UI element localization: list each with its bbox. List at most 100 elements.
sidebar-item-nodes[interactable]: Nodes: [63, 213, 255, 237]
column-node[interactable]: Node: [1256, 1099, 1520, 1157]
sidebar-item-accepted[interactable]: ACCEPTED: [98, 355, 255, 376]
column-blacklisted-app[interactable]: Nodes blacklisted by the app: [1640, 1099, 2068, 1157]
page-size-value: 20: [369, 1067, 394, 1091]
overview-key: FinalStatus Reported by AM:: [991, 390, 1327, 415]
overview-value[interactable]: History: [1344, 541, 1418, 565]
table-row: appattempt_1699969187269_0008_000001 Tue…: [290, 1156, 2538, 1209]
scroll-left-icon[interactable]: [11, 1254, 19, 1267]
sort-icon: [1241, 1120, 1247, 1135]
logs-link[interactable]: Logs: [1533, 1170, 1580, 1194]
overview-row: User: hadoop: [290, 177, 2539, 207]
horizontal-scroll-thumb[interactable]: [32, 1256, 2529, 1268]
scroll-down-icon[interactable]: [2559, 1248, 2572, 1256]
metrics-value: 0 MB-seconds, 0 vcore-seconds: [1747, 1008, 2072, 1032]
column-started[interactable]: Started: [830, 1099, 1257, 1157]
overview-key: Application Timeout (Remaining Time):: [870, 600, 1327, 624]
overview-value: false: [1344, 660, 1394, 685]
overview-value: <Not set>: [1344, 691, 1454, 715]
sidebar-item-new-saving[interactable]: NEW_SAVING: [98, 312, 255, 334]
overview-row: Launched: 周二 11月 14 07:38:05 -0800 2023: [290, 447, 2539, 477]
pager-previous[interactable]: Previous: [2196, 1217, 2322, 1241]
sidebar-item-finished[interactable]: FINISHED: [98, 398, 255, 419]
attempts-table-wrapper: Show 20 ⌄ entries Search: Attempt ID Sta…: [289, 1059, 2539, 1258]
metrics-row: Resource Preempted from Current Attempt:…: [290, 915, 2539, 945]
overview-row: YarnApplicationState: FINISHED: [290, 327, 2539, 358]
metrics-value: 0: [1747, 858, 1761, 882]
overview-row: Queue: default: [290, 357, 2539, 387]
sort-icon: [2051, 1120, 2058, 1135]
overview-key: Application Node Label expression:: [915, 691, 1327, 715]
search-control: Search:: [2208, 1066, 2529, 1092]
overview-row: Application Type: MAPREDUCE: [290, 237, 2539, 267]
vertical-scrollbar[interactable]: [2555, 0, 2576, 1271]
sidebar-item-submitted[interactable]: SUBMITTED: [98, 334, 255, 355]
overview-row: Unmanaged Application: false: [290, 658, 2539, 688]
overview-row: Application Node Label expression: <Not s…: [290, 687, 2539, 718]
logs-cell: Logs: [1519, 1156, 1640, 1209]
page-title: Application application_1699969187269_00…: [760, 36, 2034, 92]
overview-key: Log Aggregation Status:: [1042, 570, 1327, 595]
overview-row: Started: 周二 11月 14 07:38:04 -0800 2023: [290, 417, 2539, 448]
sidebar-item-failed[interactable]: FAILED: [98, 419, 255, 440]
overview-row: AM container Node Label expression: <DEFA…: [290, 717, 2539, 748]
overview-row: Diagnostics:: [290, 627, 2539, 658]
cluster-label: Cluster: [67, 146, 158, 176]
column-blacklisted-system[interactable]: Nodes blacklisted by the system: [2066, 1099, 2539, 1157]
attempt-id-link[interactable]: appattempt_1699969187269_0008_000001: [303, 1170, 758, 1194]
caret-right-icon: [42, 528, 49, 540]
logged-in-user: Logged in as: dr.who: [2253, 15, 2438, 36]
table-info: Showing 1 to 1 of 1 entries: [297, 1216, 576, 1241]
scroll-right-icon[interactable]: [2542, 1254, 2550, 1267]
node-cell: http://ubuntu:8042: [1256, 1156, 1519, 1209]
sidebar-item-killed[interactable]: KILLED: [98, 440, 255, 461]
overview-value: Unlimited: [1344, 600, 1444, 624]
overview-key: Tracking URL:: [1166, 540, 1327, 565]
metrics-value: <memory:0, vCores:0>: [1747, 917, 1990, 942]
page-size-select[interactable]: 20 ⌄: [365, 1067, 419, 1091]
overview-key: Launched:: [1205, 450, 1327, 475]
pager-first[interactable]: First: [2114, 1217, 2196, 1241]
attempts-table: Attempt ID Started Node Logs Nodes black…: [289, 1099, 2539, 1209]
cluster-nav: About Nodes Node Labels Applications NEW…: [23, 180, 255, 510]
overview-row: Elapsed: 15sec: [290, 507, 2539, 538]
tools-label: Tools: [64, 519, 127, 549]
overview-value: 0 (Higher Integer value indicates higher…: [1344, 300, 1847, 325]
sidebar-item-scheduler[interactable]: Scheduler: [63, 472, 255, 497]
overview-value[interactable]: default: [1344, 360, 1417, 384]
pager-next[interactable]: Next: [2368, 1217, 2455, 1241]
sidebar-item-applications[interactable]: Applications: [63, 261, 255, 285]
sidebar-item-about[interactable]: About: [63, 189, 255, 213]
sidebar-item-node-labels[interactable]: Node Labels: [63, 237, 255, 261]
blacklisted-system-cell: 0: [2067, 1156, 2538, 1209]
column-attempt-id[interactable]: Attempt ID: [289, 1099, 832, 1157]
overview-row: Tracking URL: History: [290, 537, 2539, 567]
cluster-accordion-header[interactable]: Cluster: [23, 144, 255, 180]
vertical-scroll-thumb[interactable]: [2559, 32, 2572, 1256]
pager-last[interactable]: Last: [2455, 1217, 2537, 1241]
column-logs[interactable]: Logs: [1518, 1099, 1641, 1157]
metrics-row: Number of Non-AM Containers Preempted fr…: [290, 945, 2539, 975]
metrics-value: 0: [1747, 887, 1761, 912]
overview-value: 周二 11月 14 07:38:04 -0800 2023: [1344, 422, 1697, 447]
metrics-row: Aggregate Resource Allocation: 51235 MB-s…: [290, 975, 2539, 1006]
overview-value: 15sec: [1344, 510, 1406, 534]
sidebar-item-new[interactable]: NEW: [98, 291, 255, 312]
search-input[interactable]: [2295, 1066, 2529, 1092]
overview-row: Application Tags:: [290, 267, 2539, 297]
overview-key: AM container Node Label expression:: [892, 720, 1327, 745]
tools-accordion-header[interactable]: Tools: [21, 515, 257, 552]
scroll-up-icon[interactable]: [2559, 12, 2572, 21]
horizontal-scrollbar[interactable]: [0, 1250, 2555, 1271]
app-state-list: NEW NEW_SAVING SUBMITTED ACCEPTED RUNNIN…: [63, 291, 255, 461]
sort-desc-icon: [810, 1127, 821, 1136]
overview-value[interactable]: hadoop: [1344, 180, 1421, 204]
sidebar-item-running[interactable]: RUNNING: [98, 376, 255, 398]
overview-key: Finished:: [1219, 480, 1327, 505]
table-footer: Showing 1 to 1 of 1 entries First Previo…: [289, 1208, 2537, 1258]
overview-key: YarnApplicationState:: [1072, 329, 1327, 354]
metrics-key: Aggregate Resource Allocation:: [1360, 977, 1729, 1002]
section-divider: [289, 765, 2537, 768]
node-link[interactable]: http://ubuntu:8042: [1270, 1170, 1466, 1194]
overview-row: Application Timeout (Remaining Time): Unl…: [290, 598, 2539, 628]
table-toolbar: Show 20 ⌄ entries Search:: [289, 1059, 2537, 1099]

----------------

**Do this**
Copy out every line of the listing above word for word, with each box's numbers unchanged.

**Answer**
UI element localization: list each with its bbox. List at most 100 elements.
sidebar-item-nodes[interactable]: Nodes: [63, 213, 255, 237]
column-node[interactable]: Node: [1256, 1099, 1520, 1157]
sidebar-item-accepted[interactable]: ACCEPTED: [98, 355, 255, 376]
column-blacklisted-app[interactable]: Nodes blacklisted by the app: [1640, 1099, 2068, 1157]
page-size-value: 20: [369, 1067, 394, 1091]
overview-key: FinalStatus Reported by AM:: [991, 390, 1327, 415]
overview-value[interactable]: History: [1344, 541, 1418, 565]
table-row: appattempt_1699969187269_0008_000001 Tue…: [290, 1156, 2538, 1209]
scroll-left-icon[interactable]: [11, 1254, 19, 1267]
sort-icon: [1241, 1120, 1247, 1135]
logs-link[interactable]: Logs: [1533, 1170, 1580, 1194]
overview-row: User: hadoop: [290, 177, 2539, 207]
horizontal-scroll-thumb[interactable]: [32, 1256, 2529, 1268]
scroll-down-icon[interactable]: [2559, 1248, 2572, 1256]
metrics-value: 0 MB-seconds, 0 vcore-seconds: [1747, 1008, 2072, 1032]
column-started[interactable]: Started: [830, 1099, 1257, 1157]
overview-key: Application Timeout (Remaining Time):: [870, 600, 1327, 624]
overview-value: false: [1344, 660, 1394, 685]
overview-value: <Not set>: [1344, 691, 1454, 715]
sidebar-item-new-saving[interactable]: NEW_SAVING: [98, 312, 255, 334]
overview-row: Launched: 周二 11月 14 07:38:05 -0800 2023: [290, 447, 2539, 477]
pager-previous[interactable]: Previous: [2196, 1217, 2322, 1241]
sidebar-item-finished[interactable]: FINISHED: [98, 398, 255, 419]
attempts-table-wrapper: Show 20 ⌄ entries Search: Attempt ID Sta…: [289, 1059, 2539, 1258]
metrics-row: Resource Preempted from Current Attempt:…: [290, 915, 2539, 945]
overview-row: YarnApplicationState: FINISHED: [290, 327, 2539, 358]
metrics-value: 0: [1747, 858, 1761, 882]
overview-row: Queue: default: [290, 357, 2539, 387]
sort-icon: [2051, 1120, 2058, 1135]
overview-key: Application Node Label expression:: [915, 691, 1327, 715]
search-control: Search:: [2208, 1066, 2529, 1092]
overview-row: Application Type: MAPREDUCE: [290, 237, 2539, 267]
vertical-scrollbar[interactable]: [2555, 0, 2576, 1271]
sidebar-item-submitted[interactable]: SUBMITTED: [98, 334, 255, 355]
overview-row: Unmanaged Application: false: [290, 658, 2539, 688]
overview-row: Application Node Label expression: <Not s…: [290, 687, 2539, 718]
logs-cell: Logs: [1519, 1156, 1640, 1209]
page-title: Application application_1699969187269_00…: [760, 36, 2034, 92]
overview-key: Log Aggregation Status:: [1042, 570, 1327, 595]
overview-row: Started: 周二 11月 14 07:38:04 -0800 2023: [290, 417, 2539, 448]
sidebar-item-failed[interactable]: FAILED: [98, 419, 255, 440]
overview-row: AM container Node Label expression: <DEFA…: [290, 717, 2539, 748]
overview-row: Diagnostics:: [290, 627, 2539, 658]
cluster-label: Cluster: [67, 146, 158, 176]
column-blacklisted-system[interactable]: Nodes blacklisted by the system: [2066, 1099, 2539, 1157]
attempt-id-link[interactable]: appattempt_1699969187269_0008_000001: [303, 1170, 758, 1194]
caret-right-icon: [42, 528, 49, 540]
logged-in-user: Logged in as: dr.who: [2253, 15, 2438, 36]
table-info: Showing 1 to 1 of 1 entries: [297, 1216, 576, 1241]
scroll-right-icon[interactable]: [2542, 1254, 2550, 1267]
node-cell: http://ubuntu:8042: [1256, 1156, 1519, 1209]
sidebar-item-killed[interactable]: KILLED: [98, 440, 255, 461]
overview-value: Unlimited: [1344, 600, 1444, 624]
overview-key: Tracking URL:: [1166, 540, 1327, 565]
metrics-value: <memory:0, vCores:0>: [1747, 917, 1990, 942]
page-size-select[interactable]: 20 ⌄: [365, 1067, 419, 1091]
overview-key: Launched:: [1205, 450, 1327, 475]
pager-first[interactable]: First: [2114, 1217, 2196, 1241]
attempts-table: Attempt ID Started Node Logs Nodes black…: [289, 1099, 2539, 1209]
cluster-nav: About Nodes Node Labels Applications NEW…: [23, 180, 255, 510]
overview-row: Elapsed: 15sec: [290, 507, 2539, 538]
tools-label: Tools: [64, 519, 127, 549]
overview-value: 0 (Higher Integer value indicates higher…: [1344, 300, 1847, 325]
sidebar-item-scheduler[interactable]: Scheduler: [63, 472, 255, 497]
overview-value[interactable]: default: [1344, 360, 1417, 384]
pager-next[interactable]: Next: [2368, 1217, 2455, 1241]
sidebar-item-applications[interactable]: Applications: [63, 261, 255, 285]
sidebar-item-about[interactable]: About: [63, 189, 255, 213]
sidebar-item-node-labels[interactable]: Node Labels: [63, 237, 255, 261]
blacklisted-system-cell: 0: [2067, 1156, 2538, 1209]
column-attempt-id[interactable]: Attempt ID: [289, 1099, 832, 1157]
overview-row: Tracking URL: History: [290, 537, 2539, 567]
cluster-accordion-header[interactable]: Cluster: [23, 144, 255, 180]
vertical-scroll-thumb[interactable]: [2559, 32, 2572, 1256]
pager-last[interactable]: Last: [2455, 1217, 2537, 1241]
column-logs[interactable]: Logs: [1518, 1099, 1641, 1157]
metrics-row: Number of Non-AM Containers Preempted fr…: [290, 945, 2539, 975]
metrics-value: 0: [1747, 887, 1761, 912]
overview-value: 周二 11月 14 07:38:04 -0800 2023: [1344, 422, 1697, 447]
metrics-row: Aggregate Resource Allocation: 51235 MB-s…: [290, 975, 2539, 1006]
overview-value: 15sec: [1344, 510, 1406, 534]
sidebar-item-new[interactable]: NEW: [98, 291, 255, 312]
search-input[interactable]: [2295, 1066, 2529, 1092]
overview-row: Application Tags:: [290, 267, 2539, 297]
overview-key: AM container Node Label expression:: [892, 720, 1327, 745]
tools-accordion-header[interactable]: Tools: [21, 515, 257, 552]
scroll-up-icon[interactable]: [2559, 12, 2572, 21]
horizontal-scrollbar[interactable]: [0, 1250, 2555, 1271]
app-state-list: NEW NEW_SAVING SUBMITTED ACCEPTED RUNNIN…: [63, 291, 255, 461]
sort-desc-icon: [810, 1127, 821, 1136]
overview-value[interactable]: hadoop: [1344, 180, 1421, 204]
sidebar-item-running[interactable]: RUNNING: [98, 376, 255, 398]
overview-key: Finished:: [1219, 480, 1327, 505]
table-footer: Showing 1 to 1 of 1 entries First Previo…: [289, 1208, 2537, 1258]
overview-key: YarnApplicationState:: [1072, 329, 1327, 354]
metrics-key: Aggregate Resource Allocation:: [1360, 977, 1729, 1002]
section-divider: [289, 765, 2537, 768]
node-link[interactable]: http://ubuntu:8042: [1270, 1170, 1466, 1194]
overview-row: Application Timeout (Remaining Time): Unl…: [290, 598, 2539, 628]
table-toolbar: Show 20 ⌄ entries Search:: [289, 1059, 2537, 1099]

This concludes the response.